**What is required**
Every line below that mentions the word "rectangle" should be copied out.

**Data for the task**
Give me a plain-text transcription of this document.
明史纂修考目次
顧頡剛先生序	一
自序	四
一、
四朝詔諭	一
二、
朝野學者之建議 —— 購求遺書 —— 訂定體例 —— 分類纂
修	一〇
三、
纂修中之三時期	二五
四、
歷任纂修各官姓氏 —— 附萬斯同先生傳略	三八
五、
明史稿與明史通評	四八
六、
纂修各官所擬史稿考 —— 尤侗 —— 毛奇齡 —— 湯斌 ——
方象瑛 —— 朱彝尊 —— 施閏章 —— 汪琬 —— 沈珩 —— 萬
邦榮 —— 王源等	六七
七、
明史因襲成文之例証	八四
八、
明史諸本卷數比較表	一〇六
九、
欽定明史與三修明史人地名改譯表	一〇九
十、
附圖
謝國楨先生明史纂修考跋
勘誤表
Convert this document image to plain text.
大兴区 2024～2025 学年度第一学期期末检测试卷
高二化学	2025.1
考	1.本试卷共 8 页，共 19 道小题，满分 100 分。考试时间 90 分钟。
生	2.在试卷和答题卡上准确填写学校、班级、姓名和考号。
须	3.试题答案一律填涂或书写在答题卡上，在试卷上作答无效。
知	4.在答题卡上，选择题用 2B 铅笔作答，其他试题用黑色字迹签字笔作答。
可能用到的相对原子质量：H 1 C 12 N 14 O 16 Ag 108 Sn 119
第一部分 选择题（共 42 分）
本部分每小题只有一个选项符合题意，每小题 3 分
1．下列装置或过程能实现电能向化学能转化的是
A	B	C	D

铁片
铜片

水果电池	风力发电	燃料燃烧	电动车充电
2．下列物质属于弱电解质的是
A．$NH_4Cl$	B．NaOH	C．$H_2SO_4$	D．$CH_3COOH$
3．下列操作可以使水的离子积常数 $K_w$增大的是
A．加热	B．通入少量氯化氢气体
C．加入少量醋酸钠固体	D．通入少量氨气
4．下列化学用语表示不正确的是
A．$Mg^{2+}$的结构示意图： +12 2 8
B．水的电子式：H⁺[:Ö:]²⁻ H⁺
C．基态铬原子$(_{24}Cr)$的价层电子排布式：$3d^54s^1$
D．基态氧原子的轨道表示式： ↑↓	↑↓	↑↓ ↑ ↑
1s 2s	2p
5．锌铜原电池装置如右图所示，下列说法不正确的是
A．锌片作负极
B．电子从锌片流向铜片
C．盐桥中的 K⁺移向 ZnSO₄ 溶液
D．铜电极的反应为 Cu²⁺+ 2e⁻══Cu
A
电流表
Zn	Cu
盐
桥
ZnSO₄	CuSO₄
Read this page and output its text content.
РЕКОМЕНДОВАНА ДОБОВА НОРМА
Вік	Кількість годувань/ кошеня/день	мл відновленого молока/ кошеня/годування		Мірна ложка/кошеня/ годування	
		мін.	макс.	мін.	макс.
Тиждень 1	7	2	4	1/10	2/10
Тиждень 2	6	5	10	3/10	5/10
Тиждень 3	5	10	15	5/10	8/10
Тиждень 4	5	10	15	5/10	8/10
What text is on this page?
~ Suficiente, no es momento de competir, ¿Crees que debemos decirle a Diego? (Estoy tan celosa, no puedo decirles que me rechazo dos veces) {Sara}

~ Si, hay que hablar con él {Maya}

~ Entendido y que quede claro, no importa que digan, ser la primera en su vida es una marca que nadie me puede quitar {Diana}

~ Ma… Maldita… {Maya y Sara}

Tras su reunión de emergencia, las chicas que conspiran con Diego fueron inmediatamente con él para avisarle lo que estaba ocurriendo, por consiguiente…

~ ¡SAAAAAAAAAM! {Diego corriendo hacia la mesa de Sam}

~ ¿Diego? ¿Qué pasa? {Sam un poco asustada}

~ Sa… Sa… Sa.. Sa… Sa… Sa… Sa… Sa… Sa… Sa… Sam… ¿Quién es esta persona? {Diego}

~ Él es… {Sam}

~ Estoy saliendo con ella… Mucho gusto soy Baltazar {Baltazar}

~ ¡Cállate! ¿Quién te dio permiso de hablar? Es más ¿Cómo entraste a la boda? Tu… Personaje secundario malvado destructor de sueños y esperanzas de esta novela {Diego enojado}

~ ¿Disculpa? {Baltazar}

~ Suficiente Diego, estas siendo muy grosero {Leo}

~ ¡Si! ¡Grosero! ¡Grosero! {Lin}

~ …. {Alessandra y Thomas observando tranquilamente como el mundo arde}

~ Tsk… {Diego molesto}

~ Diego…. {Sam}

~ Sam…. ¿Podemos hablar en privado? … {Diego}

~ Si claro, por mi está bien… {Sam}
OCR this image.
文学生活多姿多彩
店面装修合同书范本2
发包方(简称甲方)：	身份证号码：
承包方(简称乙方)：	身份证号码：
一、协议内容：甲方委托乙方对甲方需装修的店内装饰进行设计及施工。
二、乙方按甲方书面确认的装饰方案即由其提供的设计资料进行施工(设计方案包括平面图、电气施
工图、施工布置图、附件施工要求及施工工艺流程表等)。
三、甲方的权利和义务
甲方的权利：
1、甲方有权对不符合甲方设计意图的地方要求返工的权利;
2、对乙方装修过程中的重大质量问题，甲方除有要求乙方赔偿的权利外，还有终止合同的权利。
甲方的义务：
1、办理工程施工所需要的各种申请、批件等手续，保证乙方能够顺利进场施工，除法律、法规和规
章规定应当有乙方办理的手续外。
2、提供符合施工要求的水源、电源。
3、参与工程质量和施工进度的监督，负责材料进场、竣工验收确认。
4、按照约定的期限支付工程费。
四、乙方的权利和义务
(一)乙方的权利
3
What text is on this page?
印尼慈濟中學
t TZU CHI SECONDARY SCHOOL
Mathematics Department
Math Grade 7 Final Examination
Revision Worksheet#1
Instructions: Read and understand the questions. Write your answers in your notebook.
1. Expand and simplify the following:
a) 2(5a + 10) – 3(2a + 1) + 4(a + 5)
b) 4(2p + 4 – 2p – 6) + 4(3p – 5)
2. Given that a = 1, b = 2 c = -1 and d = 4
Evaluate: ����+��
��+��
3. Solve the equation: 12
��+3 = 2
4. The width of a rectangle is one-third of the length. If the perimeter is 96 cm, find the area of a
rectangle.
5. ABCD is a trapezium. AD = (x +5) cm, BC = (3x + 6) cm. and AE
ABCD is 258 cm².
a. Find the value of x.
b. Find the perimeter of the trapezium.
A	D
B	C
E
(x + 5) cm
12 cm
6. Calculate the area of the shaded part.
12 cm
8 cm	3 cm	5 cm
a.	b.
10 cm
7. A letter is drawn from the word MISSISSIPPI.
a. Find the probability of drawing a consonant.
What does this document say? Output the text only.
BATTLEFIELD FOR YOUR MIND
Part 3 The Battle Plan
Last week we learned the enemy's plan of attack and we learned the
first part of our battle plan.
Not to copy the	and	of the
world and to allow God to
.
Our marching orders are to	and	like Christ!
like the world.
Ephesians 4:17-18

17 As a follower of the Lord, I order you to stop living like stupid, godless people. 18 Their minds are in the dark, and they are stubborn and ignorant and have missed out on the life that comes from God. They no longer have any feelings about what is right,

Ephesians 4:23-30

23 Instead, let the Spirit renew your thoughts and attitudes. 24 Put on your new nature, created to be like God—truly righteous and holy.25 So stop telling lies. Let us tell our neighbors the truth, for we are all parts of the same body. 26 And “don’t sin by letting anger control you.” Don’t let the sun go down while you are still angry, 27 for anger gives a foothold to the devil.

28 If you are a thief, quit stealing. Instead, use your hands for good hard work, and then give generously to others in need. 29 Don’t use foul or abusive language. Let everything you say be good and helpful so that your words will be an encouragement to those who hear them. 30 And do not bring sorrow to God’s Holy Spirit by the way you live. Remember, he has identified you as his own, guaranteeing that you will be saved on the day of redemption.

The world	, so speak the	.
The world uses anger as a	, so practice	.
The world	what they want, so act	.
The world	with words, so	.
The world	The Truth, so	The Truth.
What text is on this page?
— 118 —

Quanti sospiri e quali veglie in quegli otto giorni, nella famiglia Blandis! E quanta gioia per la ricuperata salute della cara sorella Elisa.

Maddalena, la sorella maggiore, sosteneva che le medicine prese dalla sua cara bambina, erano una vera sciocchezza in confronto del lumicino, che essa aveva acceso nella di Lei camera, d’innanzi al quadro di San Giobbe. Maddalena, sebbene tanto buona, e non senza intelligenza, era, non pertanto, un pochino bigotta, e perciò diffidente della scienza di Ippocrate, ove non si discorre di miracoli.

**Finished answer**
4. The width of a rectangle is one-third of the length. If the perimeter is 96 cm, find the area of a
rectangle.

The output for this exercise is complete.